━━━━━ Data for processing ━━━━━
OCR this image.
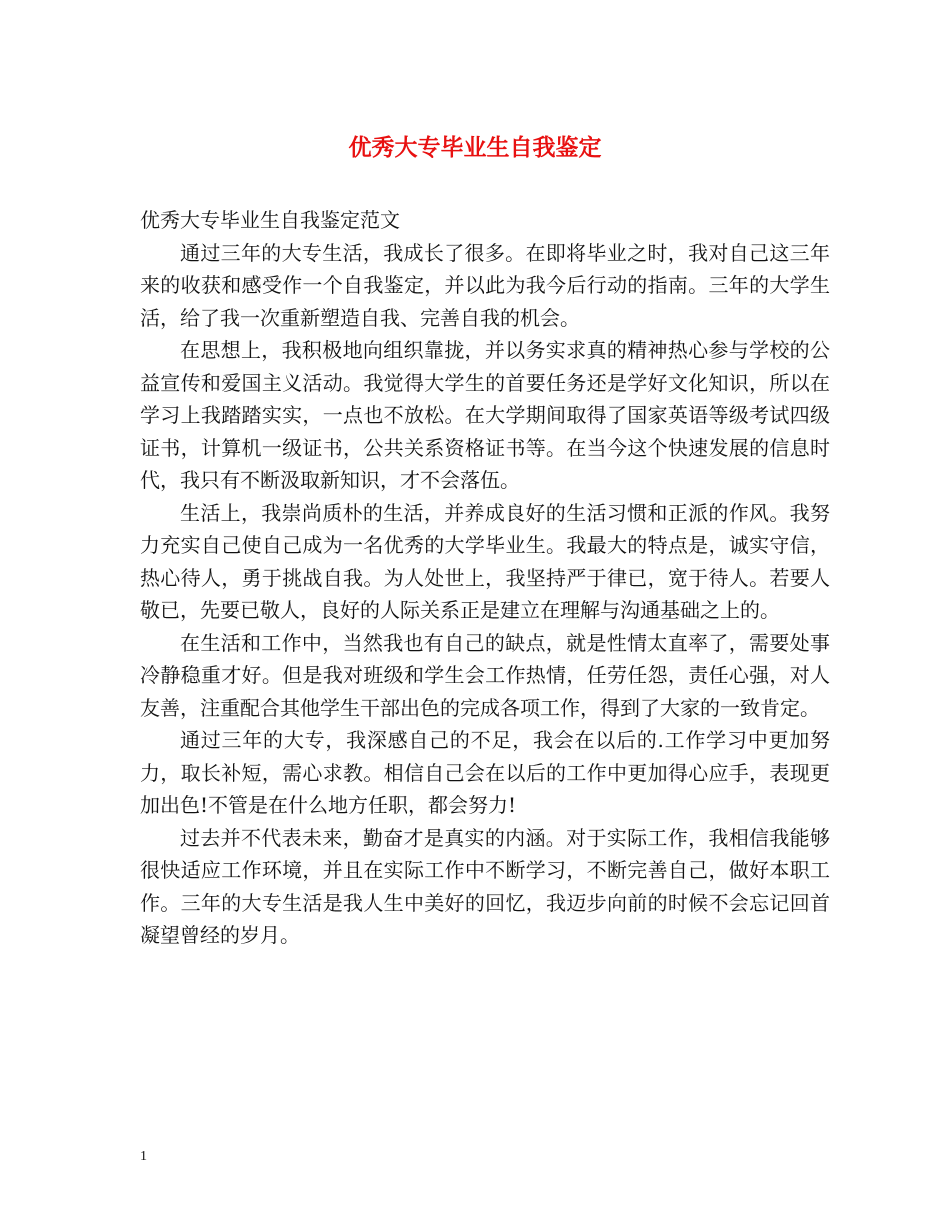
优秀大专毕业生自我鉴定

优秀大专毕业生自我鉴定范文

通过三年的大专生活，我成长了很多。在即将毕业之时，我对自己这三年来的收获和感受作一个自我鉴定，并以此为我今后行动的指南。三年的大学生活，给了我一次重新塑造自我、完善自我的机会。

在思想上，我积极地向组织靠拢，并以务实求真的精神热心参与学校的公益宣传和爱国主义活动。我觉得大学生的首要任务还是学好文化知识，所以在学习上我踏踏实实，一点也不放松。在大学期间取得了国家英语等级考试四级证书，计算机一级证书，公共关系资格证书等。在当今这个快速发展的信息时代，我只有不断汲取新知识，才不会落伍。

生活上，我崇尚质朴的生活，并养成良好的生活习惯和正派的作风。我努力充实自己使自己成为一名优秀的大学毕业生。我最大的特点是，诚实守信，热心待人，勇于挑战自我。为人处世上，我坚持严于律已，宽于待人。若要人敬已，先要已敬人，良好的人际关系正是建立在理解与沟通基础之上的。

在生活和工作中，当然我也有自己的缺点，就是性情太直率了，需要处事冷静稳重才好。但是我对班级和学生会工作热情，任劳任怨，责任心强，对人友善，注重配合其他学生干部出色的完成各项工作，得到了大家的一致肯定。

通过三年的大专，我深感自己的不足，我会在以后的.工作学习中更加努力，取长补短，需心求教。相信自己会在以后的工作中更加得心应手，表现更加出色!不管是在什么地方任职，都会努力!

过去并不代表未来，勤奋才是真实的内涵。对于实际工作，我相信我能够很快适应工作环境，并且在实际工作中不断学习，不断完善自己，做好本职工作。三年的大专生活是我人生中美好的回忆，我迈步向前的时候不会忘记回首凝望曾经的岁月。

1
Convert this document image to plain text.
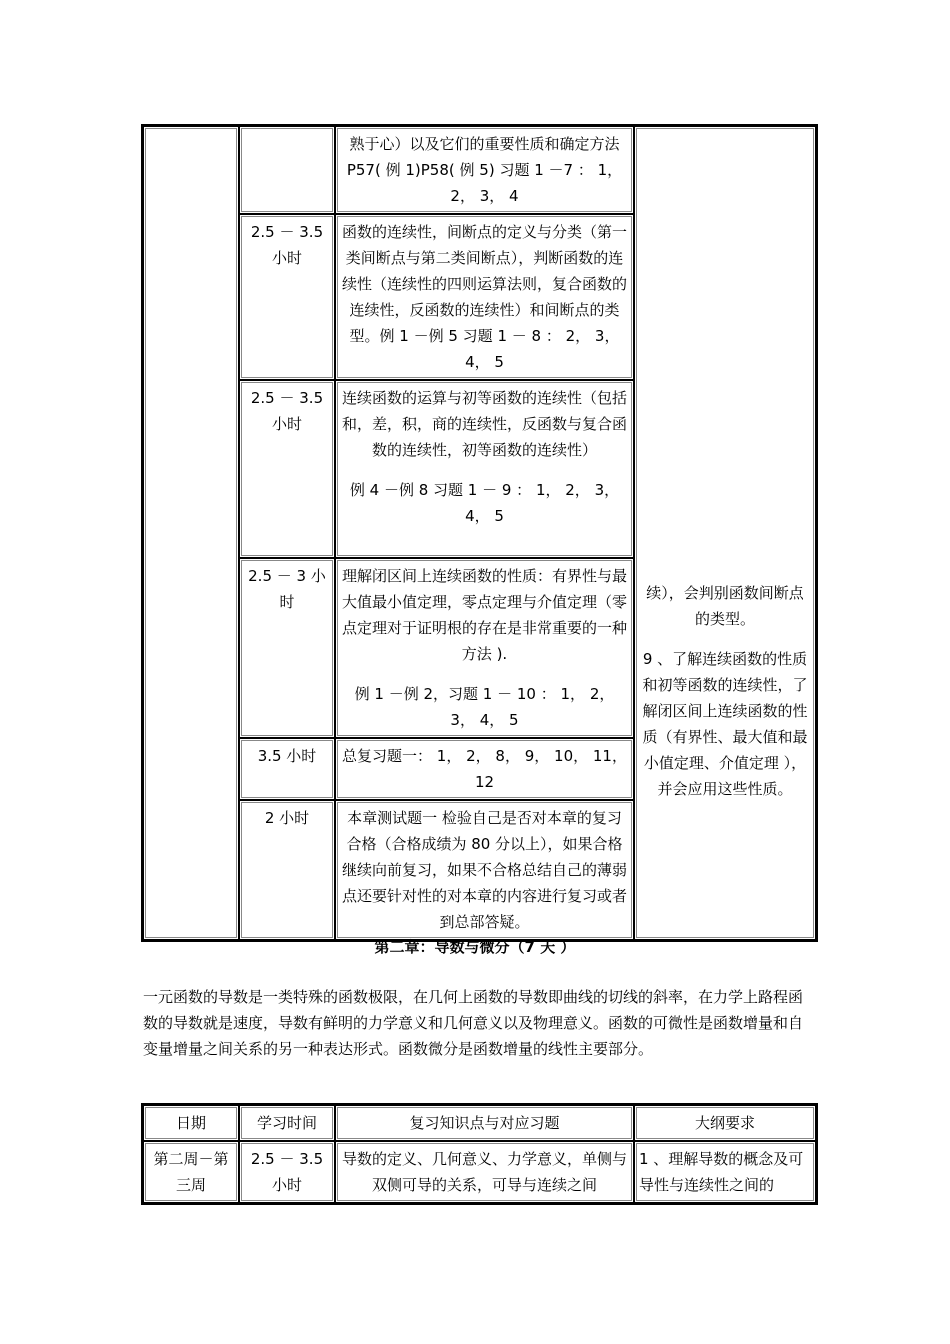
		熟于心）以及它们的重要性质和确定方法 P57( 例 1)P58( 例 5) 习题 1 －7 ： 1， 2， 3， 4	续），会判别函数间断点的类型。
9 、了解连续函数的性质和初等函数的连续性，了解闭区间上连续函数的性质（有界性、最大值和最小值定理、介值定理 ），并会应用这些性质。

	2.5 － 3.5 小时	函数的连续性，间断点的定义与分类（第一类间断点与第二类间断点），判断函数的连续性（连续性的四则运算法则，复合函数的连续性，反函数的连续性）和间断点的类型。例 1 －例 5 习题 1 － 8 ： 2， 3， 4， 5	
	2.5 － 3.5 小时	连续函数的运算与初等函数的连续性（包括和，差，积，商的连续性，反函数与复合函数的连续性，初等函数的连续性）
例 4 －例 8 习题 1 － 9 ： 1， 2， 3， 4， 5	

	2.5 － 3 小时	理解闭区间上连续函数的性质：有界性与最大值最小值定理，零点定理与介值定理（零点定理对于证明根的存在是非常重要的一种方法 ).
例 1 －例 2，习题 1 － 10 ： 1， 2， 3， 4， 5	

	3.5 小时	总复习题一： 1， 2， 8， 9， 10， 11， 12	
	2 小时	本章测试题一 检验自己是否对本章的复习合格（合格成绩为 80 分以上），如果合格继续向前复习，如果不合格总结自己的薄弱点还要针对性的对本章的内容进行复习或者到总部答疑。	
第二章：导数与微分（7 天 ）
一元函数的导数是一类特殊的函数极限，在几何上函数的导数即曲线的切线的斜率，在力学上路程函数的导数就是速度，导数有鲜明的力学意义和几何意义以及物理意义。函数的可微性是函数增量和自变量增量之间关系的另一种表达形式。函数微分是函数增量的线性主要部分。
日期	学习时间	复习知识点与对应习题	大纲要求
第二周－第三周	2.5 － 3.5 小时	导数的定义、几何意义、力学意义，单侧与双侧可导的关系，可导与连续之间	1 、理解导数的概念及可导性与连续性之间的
━━━━━
▶ _Problem details_: How many lines in the records above contain the word "image"? Reply with the number alone.

▶ _Output for this exercise_: 2